Dataset excerpts
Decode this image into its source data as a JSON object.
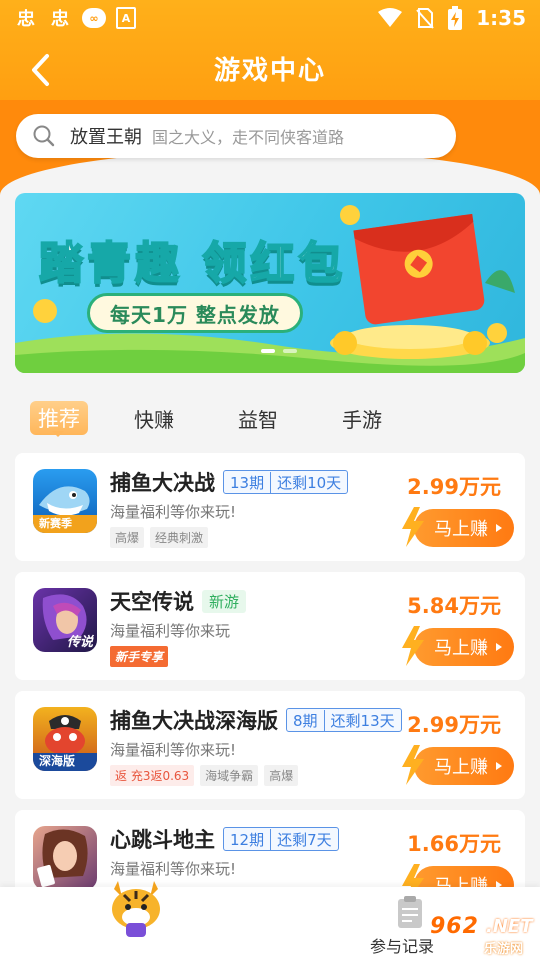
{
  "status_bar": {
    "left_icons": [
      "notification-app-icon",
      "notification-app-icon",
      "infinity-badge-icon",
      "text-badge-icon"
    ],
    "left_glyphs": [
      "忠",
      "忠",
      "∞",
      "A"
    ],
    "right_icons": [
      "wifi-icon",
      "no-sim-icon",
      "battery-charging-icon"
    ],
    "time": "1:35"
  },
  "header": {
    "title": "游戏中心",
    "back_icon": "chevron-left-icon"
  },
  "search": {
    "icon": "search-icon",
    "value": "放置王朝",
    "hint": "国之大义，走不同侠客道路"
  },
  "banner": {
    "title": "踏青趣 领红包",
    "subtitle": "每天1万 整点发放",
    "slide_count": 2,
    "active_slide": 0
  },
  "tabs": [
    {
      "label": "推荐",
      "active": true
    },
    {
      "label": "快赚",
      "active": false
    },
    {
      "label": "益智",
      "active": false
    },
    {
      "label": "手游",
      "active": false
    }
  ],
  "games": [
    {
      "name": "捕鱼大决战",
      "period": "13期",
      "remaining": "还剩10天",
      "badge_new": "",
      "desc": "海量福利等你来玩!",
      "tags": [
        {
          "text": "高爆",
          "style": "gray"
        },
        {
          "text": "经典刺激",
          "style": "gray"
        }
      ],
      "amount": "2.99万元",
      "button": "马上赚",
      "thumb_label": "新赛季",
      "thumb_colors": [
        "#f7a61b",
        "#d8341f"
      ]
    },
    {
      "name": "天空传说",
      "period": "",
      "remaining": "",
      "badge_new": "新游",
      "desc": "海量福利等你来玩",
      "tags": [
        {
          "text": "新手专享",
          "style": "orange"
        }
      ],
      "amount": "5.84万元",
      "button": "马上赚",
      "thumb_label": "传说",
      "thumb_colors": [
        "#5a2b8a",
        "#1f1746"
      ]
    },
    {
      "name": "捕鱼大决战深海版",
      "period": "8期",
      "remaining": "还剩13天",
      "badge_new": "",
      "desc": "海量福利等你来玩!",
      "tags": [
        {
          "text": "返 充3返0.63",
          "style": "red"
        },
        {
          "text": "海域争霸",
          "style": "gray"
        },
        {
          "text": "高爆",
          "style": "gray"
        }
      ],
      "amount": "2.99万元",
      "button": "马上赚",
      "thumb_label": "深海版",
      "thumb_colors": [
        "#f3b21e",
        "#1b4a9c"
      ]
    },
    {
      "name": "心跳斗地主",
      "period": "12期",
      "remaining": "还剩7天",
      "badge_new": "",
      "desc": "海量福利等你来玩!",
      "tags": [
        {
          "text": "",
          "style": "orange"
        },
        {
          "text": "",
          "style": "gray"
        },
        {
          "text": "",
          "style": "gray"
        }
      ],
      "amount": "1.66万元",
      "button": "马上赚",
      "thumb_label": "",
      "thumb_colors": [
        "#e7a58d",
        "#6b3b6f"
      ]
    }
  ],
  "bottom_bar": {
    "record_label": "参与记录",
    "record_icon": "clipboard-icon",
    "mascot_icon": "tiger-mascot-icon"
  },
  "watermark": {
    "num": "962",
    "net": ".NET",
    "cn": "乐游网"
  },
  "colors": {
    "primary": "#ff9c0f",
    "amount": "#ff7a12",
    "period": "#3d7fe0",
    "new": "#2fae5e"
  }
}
---
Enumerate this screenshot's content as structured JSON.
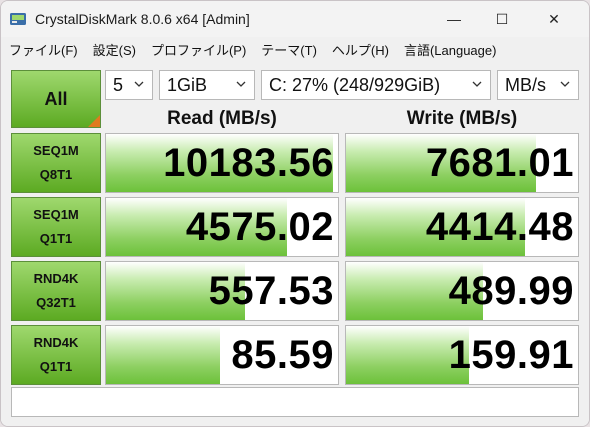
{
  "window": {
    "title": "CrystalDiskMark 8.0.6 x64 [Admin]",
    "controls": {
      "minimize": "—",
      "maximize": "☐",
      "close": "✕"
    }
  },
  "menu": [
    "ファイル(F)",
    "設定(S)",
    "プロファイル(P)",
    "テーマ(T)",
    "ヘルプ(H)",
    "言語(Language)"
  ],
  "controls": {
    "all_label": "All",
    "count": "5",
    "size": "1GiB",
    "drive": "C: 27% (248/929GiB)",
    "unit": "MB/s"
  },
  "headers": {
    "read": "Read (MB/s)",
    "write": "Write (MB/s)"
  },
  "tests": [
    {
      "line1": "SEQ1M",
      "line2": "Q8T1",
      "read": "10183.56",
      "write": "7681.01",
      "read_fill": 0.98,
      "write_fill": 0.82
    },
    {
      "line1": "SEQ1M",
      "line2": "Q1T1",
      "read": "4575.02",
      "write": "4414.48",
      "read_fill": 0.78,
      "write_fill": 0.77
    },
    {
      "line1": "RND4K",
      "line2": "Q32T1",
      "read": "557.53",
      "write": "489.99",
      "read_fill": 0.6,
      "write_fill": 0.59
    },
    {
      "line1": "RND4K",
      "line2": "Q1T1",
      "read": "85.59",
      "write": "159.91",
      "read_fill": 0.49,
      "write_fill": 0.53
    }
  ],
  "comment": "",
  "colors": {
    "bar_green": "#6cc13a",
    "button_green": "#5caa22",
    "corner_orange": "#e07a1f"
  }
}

- TASK GOAL:
Only a number is wanted: how many lines of the material above hold "period"?

- THE SOLUTION:
5